__PROBLEM REQUIREMENTS__
Extract all lines that hold "this" from the records below.

__SUPPLIED MATERIAL__
>> start

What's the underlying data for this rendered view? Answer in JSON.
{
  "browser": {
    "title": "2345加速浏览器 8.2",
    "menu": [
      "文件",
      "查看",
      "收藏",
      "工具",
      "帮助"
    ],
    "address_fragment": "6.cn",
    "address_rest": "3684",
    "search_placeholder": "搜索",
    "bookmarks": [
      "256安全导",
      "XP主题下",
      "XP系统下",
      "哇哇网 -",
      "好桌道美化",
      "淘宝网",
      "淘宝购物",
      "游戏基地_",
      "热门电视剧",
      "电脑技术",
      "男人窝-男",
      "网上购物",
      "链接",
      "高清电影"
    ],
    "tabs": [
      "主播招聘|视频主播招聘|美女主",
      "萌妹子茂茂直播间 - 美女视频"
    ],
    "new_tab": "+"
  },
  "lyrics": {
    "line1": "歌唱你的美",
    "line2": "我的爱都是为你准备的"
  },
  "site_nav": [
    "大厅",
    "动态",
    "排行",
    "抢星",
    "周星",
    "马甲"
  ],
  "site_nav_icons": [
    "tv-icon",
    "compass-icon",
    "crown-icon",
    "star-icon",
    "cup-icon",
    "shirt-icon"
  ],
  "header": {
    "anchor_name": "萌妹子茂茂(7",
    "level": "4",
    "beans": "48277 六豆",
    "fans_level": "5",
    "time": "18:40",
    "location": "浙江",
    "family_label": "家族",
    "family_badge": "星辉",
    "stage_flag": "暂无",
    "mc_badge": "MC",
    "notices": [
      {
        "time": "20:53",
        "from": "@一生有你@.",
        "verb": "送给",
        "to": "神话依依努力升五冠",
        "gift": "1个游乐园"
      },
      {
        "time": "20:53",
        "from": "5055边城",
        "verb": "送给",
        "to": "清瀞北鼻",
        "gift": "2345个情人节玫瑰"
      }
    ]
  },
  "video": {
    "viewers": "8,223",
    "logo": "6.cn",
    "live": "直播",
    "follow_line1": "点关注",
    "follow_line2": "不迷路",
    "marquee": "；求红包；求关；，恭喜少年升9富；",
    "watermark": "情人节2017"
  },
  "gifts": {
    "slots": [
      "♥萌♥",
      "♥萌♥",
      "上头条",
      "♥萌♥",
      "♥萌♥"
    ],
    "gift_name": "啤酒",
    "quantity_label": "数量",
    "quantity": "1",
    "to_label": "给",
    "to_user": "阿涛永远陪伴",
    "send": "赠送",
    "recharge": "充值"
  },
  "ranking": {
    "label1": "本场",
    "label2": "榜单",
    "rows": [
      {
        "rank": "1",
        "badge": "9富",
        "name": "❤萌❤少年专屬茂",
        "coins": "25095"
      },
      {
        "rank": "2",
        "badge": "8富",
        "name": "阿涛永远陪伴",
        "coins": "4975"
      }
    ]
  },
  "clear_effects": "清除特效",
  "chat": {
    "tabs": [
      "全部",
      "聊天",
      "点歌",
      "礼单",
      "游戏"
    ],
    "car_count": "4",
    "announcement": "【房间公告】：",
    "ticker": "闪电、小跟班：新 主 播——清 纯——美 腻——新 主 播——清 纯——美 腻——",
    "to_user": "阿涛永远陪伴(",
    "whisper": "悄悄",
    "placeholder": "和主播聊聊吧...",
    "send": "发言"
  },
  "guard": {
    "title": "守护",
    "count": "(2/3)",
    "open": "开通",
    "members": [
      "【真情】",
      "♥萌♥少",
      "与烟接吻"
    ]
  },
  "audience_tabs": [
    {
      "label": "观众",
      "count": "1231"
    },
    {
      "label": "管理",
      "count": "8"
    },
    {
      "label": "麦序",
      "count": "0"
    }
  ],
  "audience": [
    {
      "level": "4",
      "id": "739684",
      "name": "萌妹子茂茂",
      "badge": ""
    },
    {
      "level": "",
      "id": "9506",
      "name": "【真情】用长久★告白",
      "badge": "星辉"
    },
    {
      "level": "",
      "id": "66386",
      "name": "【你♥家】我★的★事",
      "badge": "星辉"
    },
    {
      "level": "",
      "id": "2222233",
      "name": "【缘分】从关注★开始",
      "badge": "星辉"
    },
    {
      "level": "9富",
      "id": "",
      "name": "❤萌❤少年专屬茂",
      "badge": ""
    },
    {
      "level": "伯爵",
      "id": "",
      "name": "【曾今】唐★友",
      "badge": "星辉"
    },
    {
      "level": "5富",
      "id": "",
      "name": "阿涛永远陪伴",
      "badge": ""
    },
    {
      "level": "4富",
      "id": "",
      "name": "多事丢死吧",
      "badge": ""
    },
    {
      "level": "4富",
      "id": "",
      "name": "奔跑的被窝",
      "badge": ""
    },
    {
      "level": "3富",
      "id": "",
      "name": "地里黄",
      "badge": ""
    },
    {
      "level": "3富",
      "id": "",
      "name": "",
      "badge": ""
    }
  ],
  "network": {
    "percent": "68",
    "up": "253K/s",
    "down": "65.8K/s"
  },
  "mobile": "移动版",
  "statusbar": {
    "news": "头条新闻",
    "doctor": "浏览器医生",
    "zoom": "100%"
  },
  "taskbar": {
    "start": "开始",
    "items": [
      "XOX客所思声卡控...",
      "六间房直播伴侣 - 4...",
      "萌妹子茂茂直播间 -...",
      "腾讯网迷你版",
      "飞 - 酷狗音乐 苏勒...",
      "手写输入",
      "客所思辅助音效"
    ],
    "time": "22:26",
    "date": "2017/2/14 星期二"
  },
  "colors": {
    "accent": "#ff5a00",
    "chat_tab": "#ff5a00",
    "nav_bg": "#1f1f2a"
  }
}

>> end
>> start

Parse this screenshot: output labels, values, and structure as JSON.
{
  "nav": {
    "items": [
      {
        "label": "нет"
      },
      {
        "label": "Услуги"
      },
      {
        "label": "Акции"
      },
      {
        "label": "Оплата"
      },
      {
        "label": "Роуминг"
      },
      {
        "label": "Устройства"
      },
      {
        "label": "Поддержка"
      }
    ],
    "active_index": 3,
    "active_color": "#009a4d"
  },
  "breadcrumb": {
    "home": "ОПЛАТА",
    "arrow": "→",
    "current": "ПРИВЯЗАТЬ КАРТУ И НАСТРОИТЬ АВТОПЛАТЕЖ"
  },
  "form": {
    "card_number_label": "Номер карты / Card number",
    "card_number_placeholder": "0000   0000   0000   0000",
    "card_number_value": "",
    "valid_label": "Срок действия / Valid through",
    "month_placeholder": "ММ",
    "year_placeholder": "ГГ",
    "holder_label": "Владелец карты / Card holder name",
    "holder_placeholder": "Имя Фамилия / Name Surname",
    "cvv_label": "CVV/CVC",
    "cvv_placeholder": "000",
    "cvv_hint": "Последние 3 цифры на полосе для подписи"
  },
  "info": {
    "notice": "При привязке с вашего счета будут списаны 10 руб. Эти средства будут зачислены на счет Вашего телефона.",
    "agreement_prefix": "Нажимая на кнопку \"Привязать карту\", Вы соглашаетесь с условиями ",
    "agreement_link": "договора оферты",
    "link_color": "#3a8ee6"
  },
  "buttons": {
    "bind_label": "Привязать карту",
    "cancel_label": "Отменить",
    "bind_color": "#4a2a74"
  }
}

>> end

__FULL ANSWER__
What's the underlying data for this rendered view? Answer in JSON.
Parse this screenshot: output labels, values, and structure as JSON.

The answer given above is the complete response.